■ ENTRIES PROVIDED
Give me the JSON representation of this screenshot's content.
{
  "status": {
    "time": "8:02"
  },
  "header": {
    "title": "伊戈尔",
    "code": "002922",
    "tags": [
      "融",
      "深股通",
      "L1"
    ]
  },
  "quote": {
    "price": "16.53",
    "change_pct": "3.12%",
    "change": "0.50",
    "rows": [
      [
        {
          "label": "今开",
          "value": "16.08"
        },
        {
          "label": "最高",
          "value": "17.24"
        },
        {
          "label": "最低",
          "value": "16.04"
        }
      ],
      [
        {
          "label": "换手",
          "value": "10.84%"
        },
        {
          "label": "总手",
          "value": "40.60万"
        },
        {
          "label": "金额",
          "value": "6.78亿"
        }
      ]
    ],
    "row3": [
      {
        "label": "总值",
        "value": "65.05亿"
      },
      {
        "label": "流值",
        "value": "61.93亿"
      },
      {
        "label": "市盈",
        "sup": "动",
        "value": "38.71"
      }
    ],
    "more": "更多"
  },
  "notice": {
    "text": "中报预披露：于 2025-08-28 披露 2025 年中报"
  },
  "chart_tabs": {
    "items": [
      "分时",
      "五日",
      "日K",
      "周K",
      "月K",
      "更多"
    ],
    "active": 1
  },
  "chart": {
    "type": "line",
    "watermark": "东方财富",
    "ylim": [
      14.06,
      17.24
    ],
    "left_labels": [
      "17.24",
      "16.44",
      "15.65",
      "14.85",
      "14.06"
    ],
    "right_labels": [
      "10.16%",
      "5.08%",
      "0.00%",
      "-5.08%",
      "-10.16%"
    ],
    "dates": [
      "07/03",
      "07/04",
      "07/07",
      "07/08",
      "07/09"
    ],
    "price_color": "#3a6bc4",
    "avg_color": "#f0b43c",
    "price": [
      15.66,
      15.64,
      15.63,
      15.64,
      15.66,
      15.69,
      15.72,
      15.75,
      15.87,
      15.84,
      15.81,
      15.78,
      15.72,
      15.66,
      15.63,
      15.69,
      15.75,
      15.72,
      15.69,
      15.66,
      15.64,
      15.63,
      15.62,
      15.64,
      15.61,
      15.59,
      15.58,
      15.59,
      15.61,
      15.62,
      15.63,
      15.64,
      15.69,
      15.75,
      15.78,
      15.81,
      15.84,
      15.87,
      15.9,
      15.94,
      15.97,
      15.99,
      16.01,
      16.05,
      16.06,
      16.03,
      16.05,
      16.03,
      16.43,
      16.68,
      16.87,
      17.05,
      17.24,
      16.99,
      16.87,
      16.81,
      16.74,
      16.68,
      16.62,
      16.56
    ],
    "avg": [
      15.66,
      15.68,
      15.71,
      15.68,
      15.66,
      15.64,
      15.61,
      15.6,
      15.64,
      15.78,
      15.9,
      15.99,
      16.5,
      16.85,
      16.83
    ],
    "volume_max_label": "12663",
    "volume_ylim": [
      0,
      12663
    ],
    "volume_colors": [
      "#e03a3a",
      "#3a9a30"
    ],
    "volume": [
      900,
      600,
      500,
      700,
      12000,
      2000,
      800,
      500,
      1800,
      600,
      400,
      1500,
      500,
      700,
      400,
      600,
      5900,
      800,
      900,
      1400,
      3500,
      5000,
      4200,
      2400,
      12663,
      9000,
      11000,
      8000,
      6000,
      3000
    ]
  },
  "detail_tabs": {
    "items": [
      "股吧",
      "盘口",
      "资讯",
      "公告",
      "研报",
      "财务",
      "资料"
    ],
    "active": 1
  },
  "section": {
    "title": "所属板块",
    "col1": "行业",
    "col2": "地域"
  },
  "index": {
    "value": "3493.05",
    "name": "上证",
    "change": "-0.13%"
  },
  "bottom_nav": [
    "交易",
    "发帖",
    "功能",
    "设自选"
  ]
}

■ EXERCISE GOAL
Copy each line of the records containing the string "value".

■ THE RESPONSE
          "value": "16.08"
          "value": "17.24"
          "value": "16.04"
          "value": "10.84%"
          "value": "40.60万"
          "value": "6.78亿"
        "value": "65.05亿"
        "value": "61.93亿"
        "value": "38.71"
    "value": "3493.05",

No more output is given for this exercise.